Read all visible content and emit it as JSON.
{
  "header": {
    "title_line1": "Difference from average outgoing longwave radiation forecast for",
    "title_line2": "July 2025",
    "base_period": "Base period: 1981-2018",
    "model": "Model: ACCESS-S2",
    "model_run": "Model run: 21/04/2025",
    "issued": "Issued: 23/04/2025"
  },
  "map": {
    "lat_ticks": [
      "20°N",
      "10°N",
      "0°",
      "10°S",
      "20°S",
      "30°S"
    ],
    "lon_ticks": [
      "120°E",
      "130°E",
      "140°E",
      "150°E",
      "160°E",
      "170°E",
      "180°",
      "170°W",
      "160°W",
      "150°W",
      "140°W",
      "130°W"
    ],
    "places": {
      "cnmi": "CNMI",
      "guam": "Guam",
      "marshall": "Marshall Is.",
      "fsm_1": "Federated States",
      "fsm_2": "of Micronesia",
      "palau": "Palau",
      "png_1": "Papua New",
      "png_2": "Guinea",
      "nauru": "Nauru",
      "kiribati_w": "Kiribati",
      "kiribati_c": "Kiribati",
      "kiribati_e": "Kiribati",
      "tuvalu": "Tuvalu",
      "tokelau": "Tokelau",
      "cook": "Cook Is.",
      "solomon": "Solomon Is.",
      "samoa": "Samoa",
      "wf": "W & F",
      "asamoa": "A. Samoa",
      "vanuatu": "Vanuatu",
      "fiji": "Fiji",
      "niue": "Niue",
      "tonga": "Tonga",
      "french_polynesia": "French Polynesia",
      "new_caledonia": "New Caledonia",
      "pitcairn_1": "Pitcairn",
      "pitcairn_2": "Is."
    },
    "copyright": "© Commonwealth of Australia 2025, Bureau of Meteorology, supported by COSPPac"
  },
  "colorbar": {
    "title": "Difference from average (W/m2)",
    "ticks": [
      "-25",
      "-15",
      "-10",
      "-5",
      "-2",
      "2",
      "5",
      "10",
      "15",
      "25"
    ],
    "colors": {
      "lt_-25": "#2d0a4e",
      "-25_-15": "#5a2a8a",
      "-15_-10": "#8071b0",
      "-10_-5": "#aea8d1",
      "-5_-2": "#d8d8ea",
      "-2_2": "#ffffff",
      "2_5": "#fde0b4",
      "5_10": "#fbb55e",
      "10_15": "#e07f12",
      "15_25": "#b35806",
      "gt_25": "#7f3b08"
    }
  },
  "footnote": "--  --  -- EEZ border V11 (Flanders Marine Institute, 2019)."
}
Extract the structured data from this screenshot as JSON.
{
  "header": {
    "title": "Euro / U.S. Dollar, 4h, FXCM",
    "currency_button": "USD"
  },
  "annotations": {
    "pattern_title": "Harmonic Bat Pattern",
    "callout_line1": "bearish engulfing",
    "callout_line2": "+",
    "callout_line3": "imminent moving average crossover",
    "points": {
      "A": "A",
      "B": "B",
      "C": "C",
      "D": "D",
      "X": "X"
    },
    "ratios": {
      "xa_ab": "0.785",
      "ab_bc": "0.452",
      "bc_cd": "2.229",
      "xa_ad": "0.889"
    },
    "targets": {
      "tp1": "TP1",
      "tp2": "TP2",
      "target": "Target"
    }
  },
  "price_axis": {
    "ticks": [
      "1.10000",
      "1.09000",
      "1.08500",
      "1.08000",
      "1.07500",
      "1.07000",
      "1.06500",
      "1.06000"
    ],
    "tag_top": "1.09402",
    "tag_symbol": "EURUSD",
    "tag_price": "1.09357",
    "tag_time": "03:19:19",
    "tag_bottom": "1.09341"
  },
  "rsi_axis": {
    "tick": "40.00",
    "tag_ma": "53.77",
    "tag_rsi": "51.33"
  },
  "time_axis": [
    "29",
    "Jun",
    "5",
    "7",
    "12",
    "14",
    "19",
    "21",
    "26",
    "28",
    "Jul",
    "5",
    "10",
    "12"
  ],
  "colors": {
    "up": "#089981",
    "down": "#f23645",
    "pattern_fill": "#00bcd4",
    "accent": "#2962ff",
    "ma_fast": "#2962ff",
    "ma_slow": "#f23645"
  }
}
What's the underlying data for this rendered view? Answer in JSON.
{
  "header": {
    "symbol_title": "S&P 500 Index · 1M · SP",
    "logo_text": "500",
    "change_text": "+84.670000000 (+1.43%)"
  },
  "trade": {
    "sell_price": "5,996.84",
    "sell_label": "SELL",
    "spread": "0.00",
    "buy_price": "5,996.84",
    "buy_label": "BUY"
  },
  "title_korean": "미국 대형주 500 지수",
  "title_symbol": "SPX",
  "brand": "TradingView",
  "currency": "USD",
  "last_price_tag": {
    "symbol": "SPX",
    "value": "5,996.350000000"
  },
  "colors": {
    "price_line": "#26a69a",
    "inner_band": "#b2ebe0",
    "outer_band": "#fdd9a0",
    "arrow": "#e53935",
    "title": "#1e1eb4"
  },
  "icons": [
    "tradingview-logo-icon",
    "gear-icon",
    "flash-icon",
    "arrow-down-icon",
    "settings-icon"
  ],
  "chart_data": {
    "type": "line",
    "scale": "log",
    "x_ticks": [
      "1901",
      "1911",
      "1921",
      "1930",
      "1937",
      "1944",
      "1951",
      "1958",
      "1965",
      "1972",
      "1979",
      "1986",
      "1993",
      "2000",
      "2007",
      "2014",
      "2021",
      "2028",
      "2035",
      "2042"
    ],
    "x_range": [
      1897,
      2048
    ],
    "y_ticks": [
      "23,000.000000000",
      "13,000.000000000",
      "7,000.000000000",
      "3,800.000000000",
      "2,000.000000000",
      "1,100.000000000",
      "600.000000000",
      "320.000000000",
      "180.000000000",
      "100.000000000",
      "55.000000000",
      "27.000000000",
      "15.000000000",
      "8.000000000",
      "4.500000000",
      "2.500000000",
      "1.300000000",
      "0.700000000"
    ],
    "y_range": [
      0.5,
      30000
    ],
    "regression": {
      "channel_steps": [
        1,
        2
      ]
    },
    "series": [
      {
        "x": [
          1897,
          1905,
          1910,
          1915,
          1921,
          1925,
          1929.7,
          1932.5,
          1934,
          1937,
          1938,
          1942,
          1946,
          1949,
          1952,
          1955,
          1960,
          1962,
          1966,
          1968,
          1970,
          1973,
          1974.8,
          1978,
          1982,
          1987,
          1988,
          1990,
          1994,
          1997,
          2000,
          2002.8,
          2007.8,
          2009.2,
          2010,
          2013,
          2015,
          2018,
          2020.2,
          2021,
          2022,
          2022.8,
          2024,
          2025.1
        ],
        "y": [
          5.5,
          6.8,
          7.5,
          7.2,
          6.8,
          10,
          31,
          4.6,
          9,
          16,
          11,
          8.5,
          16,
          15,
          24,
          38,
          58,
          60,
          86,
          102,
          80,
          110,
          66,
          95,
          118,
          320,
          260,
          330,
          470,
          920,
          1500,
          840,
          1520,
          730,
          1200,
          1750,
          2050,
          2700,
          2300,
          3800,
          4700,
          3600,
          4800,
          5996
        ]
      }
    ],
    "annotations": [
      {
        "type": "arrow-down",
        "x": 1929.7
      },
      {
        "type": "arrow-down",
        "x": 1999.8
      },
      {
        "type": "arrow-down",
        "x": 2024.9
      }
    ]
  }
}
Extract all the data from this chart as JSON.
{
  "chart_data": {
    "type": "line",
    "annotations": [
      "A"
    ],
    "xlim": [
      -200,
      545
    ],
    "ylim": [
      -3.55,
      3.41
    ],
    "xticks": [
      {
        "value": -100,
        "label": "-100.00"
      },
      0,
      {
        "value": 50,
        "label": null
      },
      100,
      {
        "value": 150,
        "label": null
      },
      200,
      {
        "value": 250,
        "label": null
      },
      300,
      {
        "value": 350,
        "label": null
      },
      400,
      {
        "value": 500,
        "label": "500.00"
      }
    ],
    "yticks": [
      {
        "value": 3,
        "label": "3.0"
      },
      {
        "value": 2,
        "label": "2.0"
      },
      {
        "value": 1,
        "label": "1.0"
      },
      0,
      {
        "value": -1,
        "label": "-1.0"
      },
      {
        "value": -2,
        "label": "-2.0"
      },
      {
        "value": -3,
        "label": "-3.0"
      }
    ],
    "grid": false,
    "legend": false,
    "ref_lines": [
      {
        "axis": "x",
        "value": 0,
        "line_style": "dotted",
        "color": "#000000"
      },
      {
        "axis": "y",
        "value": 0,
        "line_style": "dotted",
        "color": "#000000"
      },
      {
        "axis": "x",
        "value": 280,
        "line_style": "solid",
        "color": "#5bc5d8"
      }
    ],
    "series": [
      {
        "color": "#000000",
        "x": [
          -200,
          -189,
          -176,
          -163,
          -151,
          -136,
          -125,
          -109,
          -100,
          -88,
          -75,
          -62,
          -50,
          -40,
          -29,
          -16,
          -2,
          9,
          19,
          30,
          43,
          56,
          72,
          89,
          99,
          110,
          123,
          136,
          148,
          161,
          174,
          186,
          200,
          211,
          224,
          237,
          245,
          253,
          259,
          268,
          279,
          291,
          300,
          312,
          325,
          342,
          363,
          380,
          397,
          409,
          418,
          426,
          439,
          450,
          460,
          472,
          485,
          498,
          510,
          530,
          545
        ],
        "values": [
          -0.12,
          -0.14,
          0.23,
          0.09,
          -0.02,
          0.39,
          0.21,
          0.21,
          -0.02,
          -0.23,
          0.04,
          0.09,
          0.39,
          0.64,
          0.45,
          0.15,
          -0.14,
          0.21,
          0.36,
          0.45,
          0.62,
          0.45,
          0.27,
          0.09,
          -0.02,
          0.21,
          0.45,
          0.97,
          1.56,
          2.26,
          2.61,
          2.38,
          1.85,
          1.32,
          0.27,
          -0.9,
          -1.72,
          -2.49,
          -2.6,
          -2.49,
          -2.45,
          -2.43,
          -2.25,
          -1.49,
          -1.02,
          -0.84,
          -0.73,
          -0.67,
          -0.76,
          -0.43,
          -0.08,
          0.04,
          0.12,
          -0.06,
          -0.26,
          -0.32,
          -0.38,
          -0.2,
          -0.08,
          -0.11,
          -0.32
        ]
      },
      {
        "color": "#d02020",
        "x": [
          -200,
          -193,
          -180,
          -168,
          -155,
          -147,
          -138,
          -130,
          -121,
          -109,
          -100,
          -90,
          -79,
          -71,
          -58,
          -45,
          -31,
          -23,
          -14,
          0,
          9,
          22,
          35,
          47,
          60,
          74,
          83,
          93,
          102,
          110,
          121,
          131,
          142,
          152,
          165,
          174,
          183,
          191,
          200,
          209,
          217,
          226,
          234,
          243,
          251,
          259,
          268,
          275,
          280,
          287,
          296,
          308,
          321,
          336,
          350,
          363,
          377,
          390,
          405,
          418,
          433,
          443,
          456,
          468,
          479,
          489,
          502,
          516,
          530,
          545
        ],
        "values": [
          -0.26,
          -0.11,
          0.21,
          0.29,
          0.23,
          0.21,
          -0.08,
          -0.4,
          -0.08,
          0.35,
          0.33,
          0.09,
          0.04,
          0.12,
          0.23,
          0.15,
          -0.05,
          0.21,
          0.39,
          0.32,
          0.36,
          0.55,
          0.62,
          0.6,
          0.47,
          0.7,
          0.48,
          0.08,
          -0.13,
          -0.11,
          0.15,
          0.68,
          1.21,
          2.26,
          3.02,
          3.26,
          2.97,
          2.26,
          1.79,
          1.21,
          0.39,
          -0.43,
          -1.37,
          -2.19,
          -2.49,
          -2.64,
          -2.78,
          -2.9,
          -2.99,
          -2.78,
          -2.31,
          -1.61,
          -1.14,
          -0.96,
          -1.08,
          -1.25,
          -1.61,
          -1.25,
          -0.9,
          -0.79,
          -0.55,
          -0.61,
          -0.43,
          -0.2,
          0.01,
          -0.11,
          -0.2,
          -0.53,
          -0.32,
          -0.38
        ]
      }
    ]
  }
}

.....

◆ **Given task**
Examine the records and pull out every line where the string "Kiribati" occurs.

◆ **The reply**
      "kiribati_w": "Kiribati",
      "kiribati_c": "Kiribati",
      "kiribati_e": "Kiribati",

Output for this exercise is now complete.